» **GOAL**
Repeat the data verbatim.

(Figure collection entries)
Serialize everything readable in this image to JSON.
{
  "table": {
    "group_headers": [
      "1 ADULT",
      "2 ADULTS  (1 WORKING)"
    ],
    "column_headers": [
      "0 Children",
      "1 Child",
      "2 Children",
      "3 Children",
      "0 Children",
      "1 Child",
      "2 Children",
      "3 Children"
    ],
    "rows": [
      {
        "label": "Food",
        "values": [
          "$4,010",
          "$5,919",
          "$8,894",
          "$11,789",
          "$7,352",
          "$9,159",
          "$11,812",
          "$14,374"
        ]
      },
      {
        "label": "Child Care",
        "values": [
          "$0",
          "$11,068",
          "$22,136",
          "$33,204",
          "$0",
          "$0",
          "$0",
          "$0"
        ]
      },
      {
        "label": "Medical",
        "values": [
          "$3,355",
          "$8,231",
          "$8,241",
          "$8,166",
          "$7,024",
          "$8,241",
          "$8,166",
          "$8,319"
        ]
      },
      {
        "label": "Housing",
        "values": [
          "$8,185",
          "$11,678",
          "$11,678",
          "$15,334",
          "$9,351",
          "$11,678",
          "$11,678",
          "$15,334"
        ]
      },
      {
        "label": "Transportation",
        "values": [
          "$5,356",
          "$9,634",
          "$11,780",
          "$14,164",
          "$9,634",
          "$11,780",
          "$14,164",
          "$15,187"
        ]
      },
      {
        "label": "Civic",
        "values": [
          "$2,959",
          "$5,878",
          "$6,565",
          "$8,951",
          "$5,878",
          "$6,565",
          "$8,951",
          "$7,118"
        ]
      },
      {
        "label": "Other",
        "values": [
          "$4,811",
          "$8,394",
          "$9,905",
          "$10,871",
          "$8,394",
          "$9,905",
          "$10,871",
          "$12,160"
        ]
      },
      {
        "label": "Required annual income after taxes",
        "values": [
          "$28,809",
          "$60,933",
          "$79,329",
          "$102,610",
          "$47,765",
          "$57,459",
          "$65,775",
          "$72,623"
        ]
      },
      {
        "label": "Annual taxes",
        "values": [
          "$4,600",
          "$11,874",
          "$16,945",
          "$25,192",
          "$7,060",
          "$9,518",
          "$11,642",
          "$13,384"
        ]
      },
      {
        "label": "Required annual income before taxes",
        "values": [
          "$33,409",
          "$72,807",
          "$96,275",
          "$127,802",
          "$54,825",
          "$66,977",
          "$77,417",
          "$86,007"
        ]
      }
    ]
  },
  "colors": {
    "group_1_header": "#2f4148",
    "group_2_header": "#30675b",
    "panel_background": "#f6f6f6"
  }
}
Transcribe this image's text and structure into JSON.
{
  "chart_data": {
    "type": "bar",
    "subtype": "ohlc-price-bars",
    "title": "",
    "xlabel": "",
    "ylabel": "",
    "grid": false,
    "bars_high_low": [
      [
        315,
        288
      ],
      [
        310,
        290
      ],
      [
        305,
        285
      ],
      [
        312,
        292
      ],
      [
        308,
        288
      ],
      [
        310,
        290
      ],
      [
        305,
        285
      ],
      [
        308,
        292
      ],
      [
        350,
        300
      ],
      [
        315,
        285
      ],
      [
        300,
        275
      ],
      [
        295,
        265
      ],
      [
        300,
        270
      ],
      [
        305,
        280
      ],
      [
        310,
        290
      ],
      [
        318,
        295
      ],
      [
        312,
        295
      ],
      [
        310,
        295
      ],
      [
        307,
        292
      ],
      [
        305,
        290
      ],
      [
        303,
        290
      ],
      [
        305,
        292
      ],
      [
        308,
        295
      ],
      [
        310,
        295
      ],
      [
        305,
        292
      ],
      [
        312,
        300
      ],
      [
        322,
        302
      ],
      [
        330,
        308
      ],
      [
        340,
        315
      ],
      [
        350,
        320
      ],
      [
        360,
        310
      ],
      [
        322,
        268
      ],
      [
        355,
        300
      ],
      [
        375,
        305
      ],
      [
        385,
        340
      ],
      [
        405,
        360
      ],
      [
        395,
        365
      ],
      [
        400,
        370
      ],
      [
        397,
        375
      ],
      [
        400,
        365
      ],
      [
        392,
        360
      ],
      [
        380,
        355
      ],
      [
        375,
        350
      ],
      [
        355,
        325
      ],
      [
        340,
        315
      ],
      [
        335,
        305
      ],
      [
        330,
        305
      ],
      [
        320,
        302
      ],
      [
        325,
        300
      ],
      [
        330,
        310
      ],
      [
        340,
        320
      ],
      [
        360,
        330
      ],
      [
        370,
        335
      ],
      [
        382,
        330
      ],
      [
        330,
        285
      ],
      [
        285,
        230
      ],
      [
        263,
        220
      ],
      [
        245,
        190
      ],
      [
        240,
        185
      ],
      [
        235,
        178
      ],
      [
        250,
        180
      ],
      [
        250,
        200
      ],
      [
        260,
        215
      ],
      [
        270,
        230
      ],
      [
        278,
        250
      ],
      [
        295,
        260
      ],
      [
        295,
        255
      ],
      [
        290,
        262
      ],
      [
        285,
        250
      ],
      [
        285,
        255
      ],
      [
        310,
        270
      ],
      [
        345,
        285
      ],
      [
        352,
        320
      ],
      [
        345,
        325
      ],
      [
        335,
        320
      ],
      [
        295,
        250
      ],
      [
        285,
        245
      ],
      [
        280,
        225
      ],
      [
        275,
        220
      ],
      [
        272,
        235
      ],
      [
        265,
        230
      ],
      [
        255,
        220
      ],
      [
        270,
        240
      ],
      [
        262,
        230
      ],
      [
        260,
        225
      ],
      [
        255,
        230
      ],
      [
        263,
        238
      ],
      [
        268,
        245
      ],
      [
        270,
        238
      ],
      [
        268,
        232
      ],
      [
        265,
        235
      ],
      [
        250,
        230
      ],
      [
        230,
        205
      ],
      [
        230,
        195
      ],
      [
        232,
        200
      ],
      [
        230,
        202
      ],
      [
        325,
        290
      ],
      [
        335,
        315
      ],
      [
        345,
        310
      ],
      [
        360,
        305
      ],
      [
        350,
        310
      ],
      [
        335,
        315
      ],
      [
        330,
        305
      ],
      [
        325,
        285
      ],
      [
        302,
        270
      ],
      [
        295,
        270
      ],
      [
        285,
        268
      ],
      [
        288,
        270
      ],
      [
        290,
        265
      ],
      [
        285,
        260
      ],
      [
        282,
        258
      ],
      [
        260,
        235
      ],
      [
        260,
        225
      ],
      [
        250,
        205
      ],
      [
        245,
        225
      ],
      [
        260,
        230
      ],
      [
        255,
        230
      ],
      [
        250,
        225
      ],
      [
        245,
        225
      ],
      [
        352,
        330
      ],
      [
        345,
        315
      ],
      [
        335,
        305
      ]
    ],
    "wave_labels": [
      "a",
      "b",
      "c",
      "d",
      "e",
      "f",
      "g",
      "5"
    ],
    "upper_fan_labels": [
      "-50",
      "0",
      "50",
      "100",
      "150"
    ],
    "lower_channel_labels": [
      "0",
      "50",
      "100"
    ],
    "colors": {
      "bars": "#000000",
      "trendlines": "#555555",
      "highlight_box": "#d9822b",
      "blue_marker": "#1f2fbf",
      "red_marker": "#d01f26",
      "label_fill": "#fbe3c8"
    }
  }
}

» **EXERCISE ANSWER**
Serialize everything readable in this image to JSON.
{
  "table": {
    "group_headers": [
      "1 ADULT",
      "2 ADULTS  (1 WORKING)"
    ],
    "column_headers": [
      "0 Children",
      "1 Child",
      "2 Children",
      "3 Children",
      "0 Children",
      "1 Child",
      "2 Children",
      "3 Children"
    ],
    "rows": [
      {
        "label": "Food",
        "values": [
          "$4,010",
          "$5,919",
          "$8,894",
          "$11,789",
          "$7,352",
          "$9,159",
          "$11,812",
          "$14,374"
        ]
      },
      {
        "label": "Child Care",
        "values": [
          "$0",
          "$11,068",
          "$22,136",
          "$33,204",
          "$0",
          "$0",
          "$0",
          "$0"
        ]
      },
      {
        "label": "Medical",
        "values": [
          "$3,355",
          "$8,231",
          "$8,241",
          "$8,166",
          "$7,024",
          "$8,241",
          "$8,166",
          "$8,319"
        ]
      },
      {
        "label": "Housing",
        "values": [
          "$8,185",
          "$11,678",
          "$11,678",
          "$15,334",
          "$9,351",
          "$11,678",
          "$11,678",
          "$15,334"
        ]
      },
      {
        "label": "Transportation",
        "values": [
          "$5,356",
          "$9,634",
          "$11,780",
          "$14,164",
          "$9,634",
          "$11,780",
          "$14,164",
          "$15,187"
        ]
      },
      {
        "label": "Civic",
        "values": [
          "$2,959",
          "$5,878",
          "$6,565",
          "$8,951",
          "$5,878",
          "$6,565",
          "$8,951",
          "$7,118"
        ]
      },
      {
        "label": "Other",
        "values": [
          "$4,811",
          "$8,394",
          "$9,905",
          "$10,871",
          "$8,394",
          "$9,905",
          "$10,871",
          "$12,160"
        ]
      },
      {
        "label": "Required annual income after taxes",
        "values": [
          "$28,809",
          "$60,933",
          "$79,329",
          "$102,610",
          "$47,765",
          "$57,459",
          "$65,775",
          "$72,623"
        ]
      },
      {
        "label": "Annual taxes",
        "values": [
          "$4,600",
          "$11,874",
          "$16,945",
          "$25,192",
          "$7,060",
          "$9,518",
          "$11,642",
          "$13,384"
        ]
      },
      {
        "label": "Required annual income before taxes",
        "values": [
          "$33,409",
          "$72,807",
          "$96,275",
          "$127,802",
          "$54,825",
          "$66,977",
          "$77,417",
          "$86,007"
        ]
      }
    ]
  },
  "colors": {
    "group_1_header": "#2f4148",
    "group_2_header": "#30675b",
    "panel_background": "#f6f6f6"
  }
}
Transcribe this image's text and structure into JSON.
{
  "chart_data": {
    "type": "bar",
    "subtype": "ohlc-price-bars",
    "title": "",
    "xlabel": "",
    "ylabel": "",
    "grid": false,
    "bars_high_low": [
      [
        315,
        288
      ],
      [
        310,
        290
      ],
      [
        305,
        285
      ],
      [
        312,
        292
      ],
      [
        308,
        288
      ],
      [
        310,
        290
      ],
      [
        305,
        285
      ],
      [
        308,
        292
      ],
      [
        350,
        300
      ],
      [
        315,
        285
      ],
      [
        300,
        275
      ],
      [
        295,
        265
      ],
      [
        300,
        270
      ],
      [
        305,
        280
      ],
      [
        310,
        290
      ],
      [
        318,
        295
      ],
      [
        312,
        295
      ],
      [
        310,
        295
      ],
      [
        307,
        292
      ],
      [
        305,
        290
      ],
      [
        303,
        290
      ],
      [
        305,
        292
      ],
      [
        308,
        295
      ],
      [
        310,
        295
      ],
      [
        305,
        292
      ],
      [
        312,
        300
      ],
      [
        322,
        302
      ],
      [
        330,
        308
      ],
      [
        340,
        315
      ],
      [
        350,
        320
      ],
      [
        360,
        310
      ],
      [
        322,
        268
      ],
      [
        355,
        300
      ],
      [
        375,
        305
      ],
      [
        385,
        340
      ],
      [
        405,
        360
      ],
      [
        395,
        365
      ],
      [
        400,
        370
      ],
      [
        397,
        375
      ],
      [
        400,
        365
      ],
      [
        392,
        360
      ],
      [
        380,
        355
      ],
      [
        375,
        350
      ],
      [
        355,
        325
      ],
      [
        340,
        315
      ],
      [
        335,
        305
      ],
      [
        330,
        305
      ],
      [
        320,
        302
      ],
      [
        325,
        300
      ],
      [
        330,
        310
      ],
      [
        340,
        320
      ],
      [
        360,
        330
      ],
      [
        370,
        335
      ],
      [
        382,
        330
      ],
      [
        330,
        285
      ],
      [
        285,
        230
      ],
      [
        263,
        220
      ],
      [
        245,
        190
      ],
      [
        240,
        185
      ],
      [
        235,
        178
      ],
      [
        250,
        180
      ],
      [
        250,
        200
      ],
      [
        260,
        215
      ],
      [
        270,
        230
      ],
      [
        278,
        250
      ],
      [
        295,
        260
      ],
      [
        295,
        255
      ],
      [
        290,
        262
      ],
      [
        285,
        250
      ],
      [
        285,
        255
      ],
      [
        310,
        270
      ],
      [
        345,
        285
      ],
      [
        352,
        320
      ],
      [
        345,
        325
      ],
      [
        335,
        320
      ],
      [
        295,
        250
      ],
      [
        285,
        245
      ],
      [
        280,
        225
      ],
      [
        275,
        220
      ],
      [
        272,
        235
      ],
      [
        265,
        230
      ],
      [
        255,
        220
      ],
      [
        270,
        240
      ],
      [
        262,
        230
      ],
      [
        260,
        225
      ],
      [
        255,
        230
      ],
      [
        263,
        238
      ],
      [
        268,
        245
      ],
      [
        270,
        238
      ],
      [
        268,
        232
      ],
      [
        265,
        235
      ],
      [
        250,
        230
      ],
      [
        230,
        205
      ],
      [
        230,
        195
      ],
      [
        232,
        200
      ],
      [
        230,
        202
      ],
      [
        325,
        290
      ],
      [
        335,
        315
      ],
      [
        345,
        310
      ],
      [
        360,
        305
      ],
      [
        350,
        310
      ],
      [
        335,
        315
      ],
      [
        330,
        305
      ],
      [
        325,
        285
      ],
      [
        302,
        270
      ],
      [
        295,
        270
      ],
      [
        285,
        268
      ],
      [
        288,
        270
      ],
      [
        290,
        265
      ],
      [
        285,
        260
      ],
      [
        282,
        258
      ],
      [
        260,
        235
      ],
      [
        260,
        225
      ],
      [
        250,
        205
      ],
      [
        245,
        225
      ],
      [
        260,
        230
      ],
      [
        255,
        230
      ],
      [
        250,
        225
      ],
      [
        245,
        225
      ],
      [
        352,
        330
      ],
      [
        345,
        315
      ],
      [
        335,
        305
      ]
    ],
    "wave_labels": [
      "a",
      "b",
      "c",
      "d",
      "e",
      "f",
      "g",
      "5"
    ],
    "upper_fan_labels": [
      "-50",
      "0",
      "50",
      "100",
      "150"
    ],
    "lower_channel_labels": [
      "0",
      "50",
      "100"
    ],
    "colors": {
      "bars": "#000000",
      "trendlines": "#555555",
      "highlight_box": "#d9822b",
      "blue_marker": "#1f2fbf",
      "red_marker": "#d01f26",
      "label_fill": "#fbe3c8"
    }
  }
}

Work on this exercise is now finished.